══ Provided data ══

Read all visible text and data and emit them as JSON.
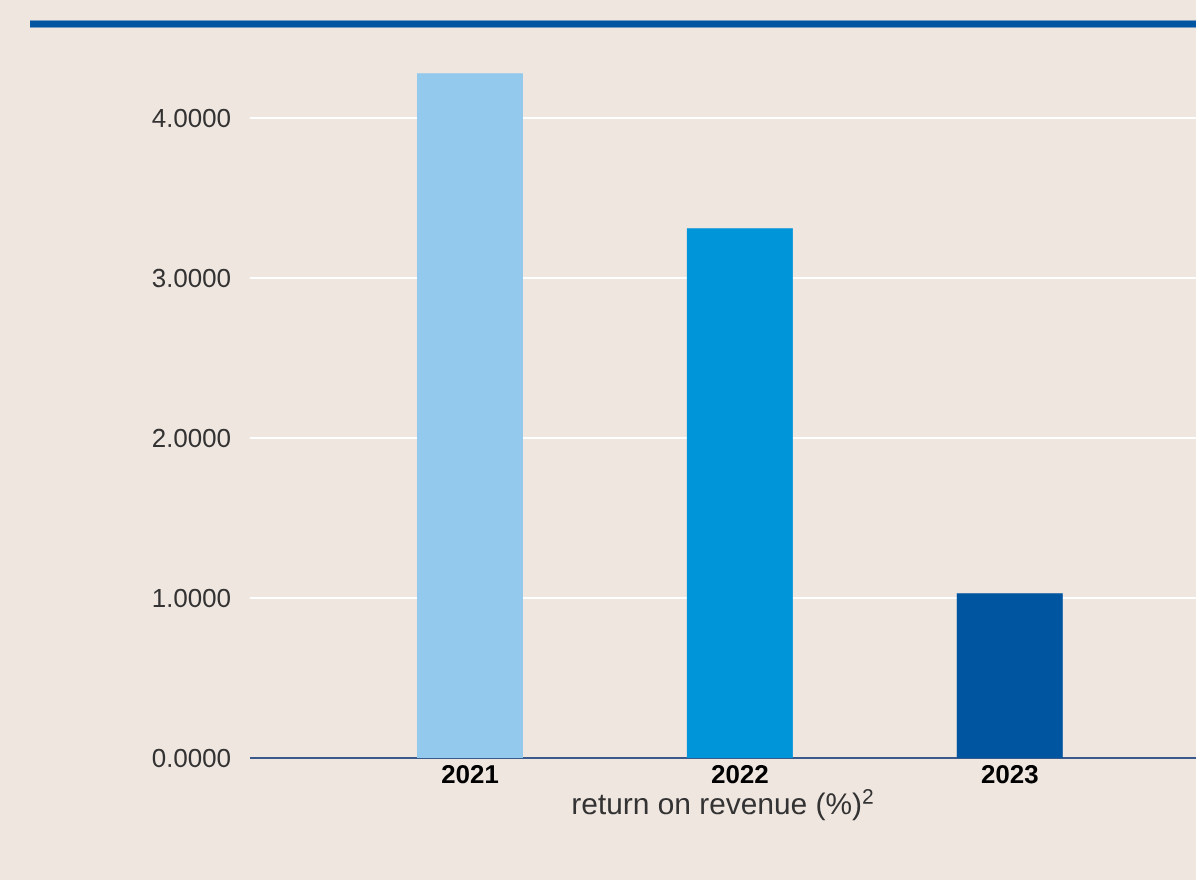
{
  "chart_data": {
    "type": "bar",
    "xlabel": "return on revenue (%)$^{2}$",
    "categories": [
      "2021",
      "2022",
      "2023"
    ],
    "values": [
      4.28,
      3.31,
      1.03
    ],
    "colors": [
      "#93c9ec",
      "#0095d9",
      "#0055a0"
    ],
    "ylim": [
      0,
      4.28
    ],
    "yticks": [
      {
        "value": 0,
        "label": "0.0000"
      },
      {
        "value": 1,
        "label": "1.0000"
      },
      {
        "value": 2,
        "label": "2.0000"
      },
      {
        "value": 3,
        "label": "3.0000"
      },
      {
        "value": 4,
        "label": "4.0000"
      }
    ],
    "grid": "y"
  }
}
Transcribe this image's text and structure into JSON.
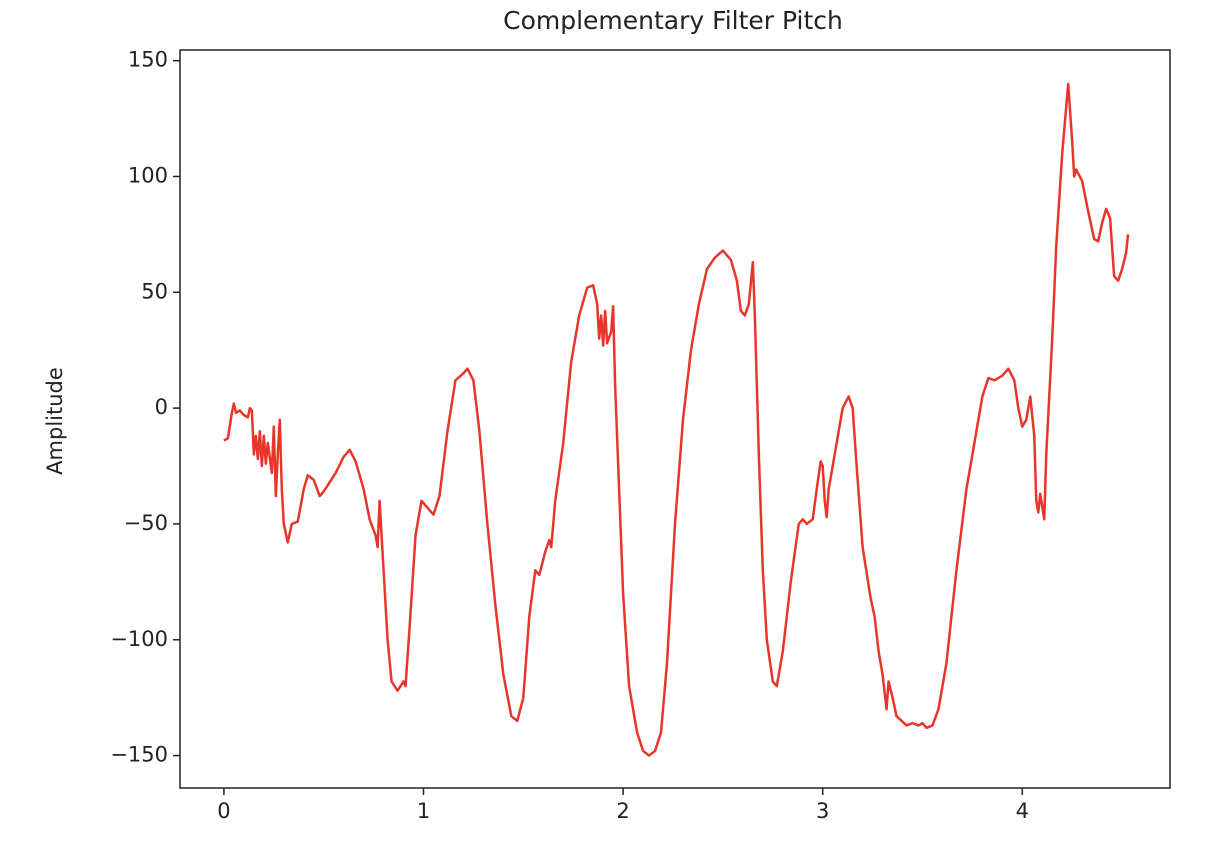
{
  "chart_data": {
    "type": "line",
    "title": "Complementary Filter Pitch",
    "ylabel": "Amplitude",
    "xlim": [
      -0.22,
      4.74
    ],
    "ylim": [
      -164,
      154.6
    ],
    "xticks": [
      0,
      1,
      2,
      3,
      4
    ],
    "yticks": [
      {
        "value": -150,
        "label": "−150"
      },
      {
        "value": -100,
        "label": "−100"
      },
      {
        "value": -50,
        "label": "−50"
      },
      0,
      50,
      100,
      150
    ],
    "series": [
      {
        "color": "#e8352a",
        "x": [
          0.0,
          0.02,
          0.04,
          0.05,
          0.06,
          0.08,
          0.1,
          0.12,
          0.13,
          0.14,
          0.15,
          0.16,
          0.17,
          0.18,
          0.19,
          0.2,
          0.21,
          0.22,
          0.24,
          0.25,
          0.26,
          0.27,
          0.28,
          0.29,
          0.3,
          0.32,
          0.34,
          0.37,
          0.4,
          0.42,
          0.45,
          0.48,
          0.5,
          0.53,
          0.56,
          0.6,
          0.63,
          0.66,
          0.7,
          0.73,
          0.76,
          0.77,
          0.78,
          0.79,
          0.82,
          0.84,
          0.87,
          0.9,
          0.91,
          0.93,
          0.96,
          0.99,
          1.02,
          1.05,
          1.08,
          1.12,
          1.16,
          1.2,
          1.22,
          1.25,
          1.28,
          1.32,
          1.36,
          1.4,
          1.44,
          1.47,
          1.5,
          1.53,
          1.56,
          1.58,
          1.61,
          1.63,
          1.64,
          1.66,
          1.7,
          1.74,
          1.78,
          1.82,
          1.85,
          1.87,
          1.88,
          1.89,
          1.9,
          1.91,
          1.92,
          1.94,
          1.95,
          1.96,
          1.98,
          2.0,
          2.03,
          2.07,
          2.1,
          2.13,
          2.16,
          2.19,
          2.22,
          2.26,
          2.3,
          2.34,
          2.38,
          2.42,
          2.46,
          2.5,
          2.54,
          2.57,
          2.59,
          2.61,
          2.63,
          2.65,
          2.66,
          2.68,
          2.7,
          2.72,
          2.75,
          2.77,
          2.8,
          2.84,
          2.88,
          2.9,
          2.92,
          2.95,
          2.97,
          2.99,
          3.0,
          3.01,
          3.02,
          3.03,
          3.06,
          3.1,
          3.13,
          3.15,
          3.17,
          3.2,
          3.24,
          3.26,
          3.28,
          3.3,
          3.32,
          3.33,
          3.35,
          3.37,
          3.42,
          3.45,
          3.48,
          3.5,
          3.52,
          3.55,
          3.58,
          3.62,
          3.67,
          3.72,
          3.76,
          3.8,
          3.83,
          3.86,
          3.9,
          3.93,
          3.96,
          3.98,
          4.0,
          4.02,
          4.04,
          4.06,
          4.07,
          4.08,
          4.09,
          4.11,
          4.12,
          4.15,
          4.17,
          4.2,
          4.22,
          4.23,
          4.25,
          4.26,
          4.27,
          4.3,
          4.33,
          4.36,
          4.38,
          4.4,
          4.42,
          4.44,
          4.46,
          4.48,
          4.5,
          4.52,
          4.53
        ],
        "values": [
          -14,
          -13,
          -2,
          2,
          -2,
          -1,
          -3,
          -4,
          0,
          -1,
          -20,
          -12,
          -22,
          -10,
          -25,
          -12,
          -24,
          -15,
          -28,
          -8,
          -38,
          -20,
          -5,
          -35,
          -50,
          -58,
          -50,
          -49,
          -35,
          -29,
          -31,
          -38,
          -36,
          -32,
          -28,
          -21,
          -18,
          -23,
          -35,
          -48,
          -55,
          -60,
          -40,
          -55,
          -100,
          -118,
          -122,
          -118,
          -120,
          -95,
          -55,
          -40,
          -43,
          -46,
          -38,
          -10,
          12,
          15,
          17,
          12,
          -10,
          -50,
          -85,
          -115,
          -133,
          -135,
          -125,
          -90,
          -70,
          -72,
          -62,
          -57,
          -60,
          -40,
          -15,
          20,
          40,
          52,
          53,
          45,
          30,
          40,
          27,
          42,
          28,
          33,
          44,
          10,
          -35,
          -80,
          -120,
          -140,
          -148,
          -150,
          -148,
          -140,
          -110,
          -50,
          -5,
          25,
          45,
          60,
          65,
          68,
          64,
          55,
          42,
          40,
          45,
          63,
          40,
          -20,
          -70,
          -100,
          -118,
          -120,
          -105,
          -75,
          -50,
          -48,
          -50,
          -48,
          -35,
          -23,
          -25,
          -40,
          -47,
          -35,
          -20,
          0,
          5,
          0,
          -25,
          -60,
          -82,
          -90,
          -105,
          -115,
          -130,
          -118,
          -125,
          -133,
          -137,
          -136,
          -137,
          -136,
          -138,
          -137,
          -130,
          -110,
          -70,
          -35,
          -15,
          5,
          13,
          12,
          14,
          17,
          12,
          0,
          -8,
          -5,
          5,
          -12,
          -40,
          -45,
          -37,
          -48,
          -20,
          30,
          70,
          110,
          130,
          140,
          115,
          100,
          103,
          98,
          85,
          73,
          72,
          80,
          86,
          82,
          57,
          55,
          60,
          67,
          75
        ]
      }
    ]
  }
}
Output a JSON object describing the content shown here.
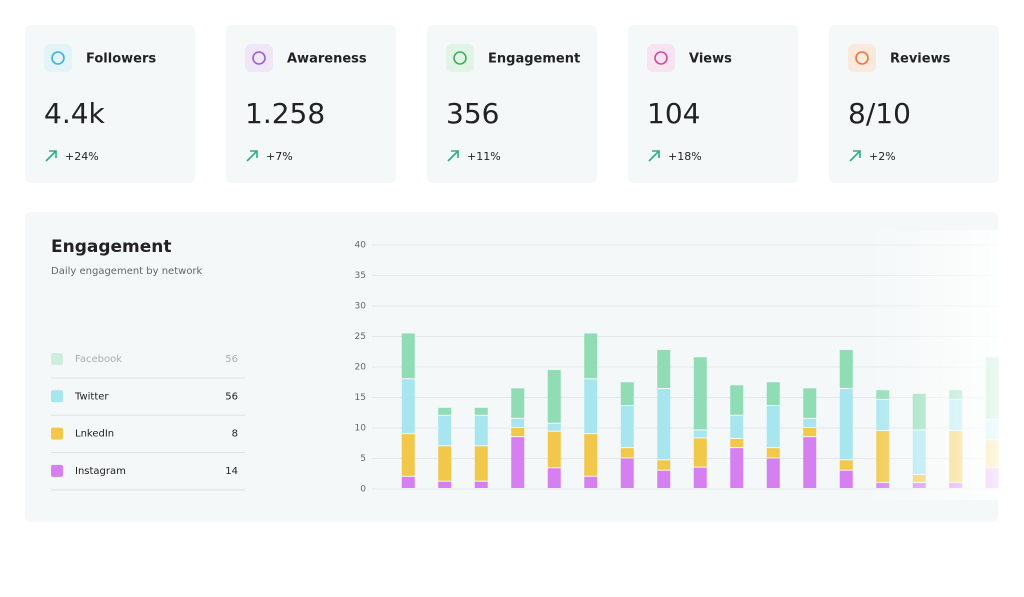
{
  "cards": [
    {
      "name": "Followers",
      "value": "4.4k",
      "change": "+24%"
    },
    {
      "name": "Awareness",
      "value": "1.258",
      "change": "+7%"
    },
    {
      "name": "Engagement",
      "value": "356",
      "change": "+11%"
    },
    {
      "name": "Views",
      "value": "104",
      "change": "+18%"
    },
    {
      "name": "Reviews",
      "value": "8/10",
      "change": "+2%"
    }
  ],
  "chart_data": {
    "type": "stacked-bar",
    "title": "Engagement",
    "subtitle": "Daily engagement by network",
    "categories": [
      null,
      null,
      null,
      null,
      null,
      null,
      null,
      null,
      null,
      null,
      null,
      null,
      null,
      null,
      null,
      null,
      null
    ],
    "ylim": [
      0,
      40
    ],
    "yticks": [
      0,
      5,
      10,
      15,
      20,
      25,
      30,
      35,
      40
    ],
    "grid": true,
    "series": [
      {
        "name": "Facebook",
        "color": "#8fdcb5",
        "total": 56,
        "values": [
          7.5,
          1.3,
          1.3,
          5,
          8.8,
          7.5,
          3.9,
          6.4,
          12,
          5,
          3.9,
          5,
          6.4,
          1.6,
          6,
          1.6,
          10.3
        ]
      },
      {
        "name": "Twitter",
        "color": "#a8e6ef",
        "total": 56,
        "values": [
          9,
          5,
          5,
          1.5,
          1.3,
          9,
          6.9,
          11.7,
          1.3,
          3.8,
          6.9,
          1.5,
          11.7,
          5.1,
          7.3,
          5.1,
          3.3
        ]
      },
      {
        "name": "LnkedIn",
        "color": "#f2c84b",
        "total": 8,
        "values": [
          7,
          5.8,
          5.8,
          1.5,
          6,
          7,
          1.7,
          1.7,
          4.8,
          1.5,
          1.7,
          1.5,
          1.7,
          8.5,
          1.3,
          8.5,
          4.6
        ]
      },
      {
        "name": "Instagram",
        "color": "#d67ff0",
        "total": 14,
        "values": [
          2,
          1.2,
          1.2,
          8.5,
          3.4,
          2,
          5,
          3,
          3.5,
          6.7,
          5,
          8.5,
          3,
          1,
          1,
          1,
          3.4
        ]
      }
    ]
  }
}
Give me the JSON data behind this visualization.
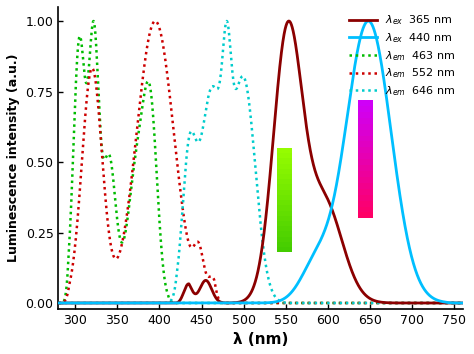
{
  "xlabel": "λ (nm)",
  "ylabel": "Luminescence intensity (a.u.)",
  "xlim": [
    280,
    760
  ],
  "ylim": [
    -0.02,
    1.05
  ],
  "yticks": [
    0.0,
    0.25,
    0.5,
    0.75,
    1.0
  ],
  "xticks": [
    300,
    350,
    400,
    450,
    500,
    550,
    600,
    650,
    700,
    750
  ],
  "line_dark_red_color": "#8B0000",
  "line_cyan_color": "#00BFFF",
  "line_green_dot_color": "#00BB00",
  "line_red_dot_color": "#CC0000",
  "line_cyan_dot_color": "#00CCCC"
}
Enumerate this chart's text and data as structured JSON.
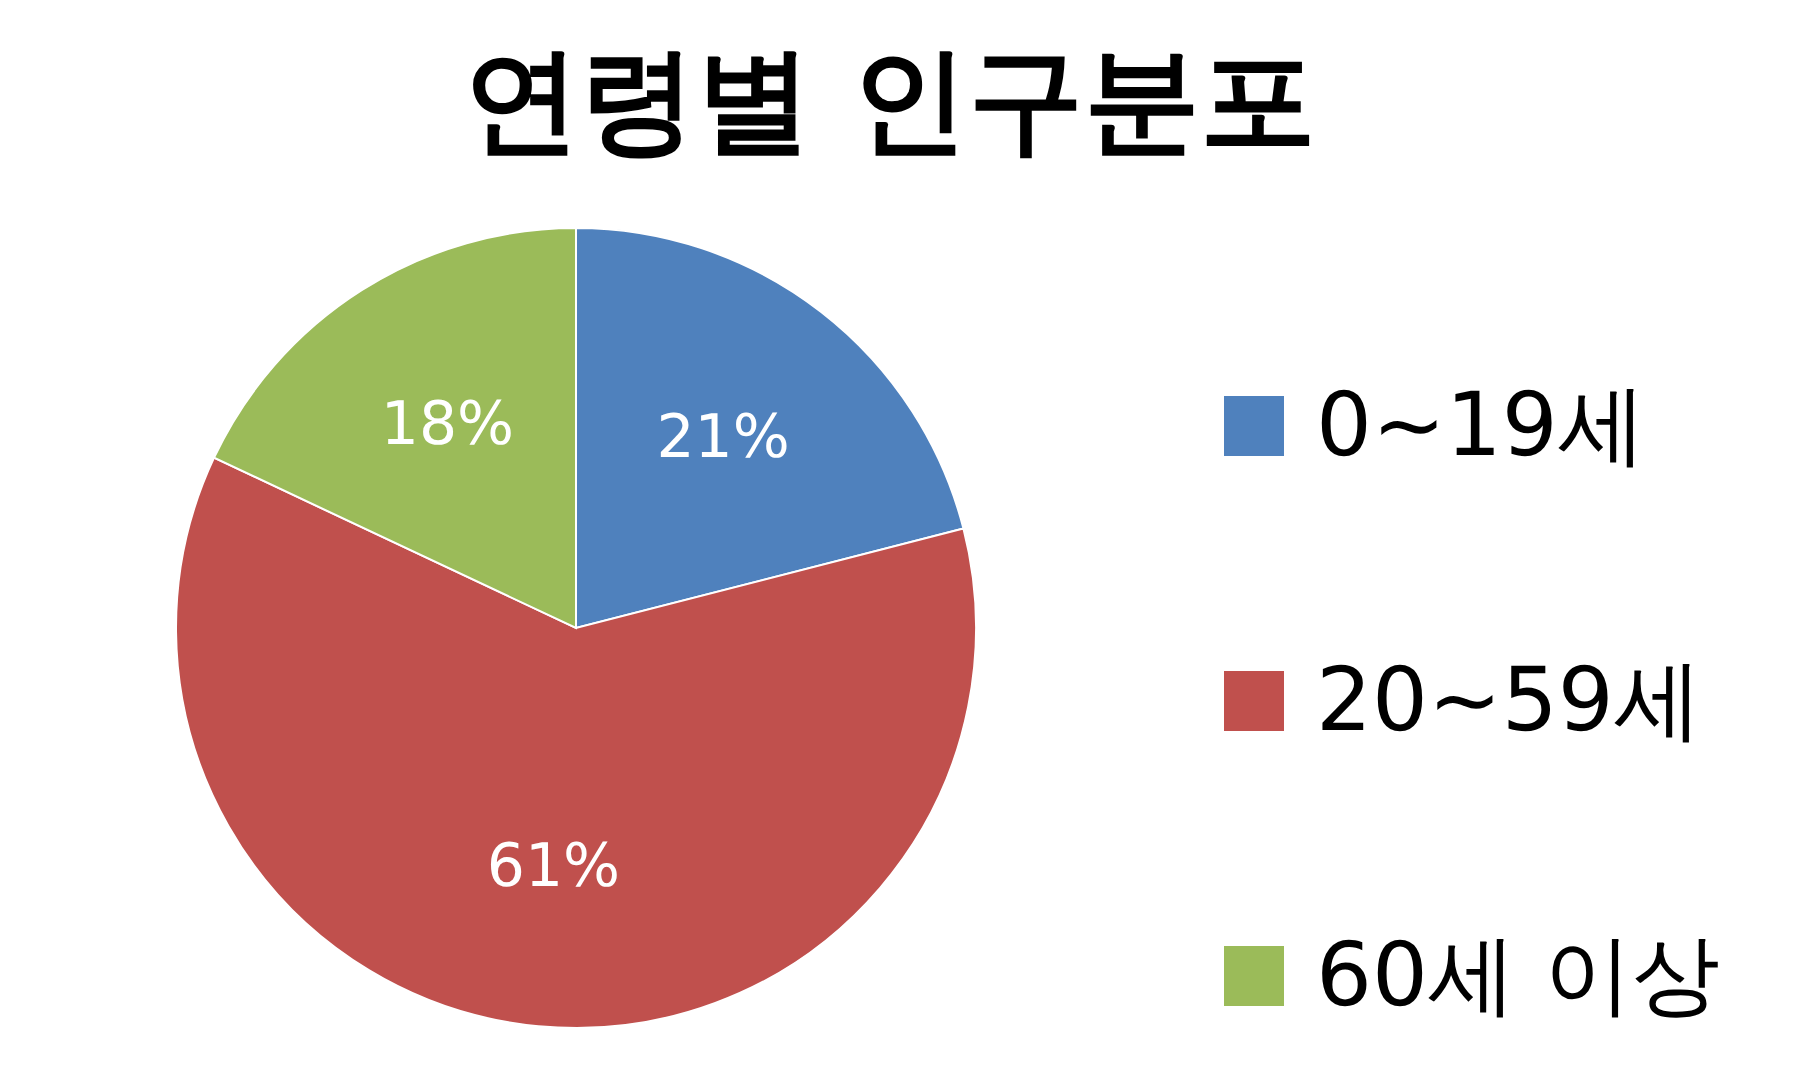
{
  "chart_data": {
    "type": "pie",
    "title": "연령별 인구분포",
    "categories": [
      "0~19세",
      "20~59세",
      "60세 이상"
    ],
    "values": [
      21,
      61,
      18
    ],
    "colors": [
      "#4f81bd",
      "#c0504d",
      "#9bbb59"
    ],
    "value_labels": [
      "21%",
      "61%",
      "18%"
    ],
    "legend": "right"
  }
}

═══

● Given instruction
Only lines holding the string "text" are wanted; gather each one from the entries above.

● Response to the exercise
Read all visible text and data and emit them as JSON.
Transcribe this image's text and structure into JSON.
Enumerate this chart's text and data as structured JSON.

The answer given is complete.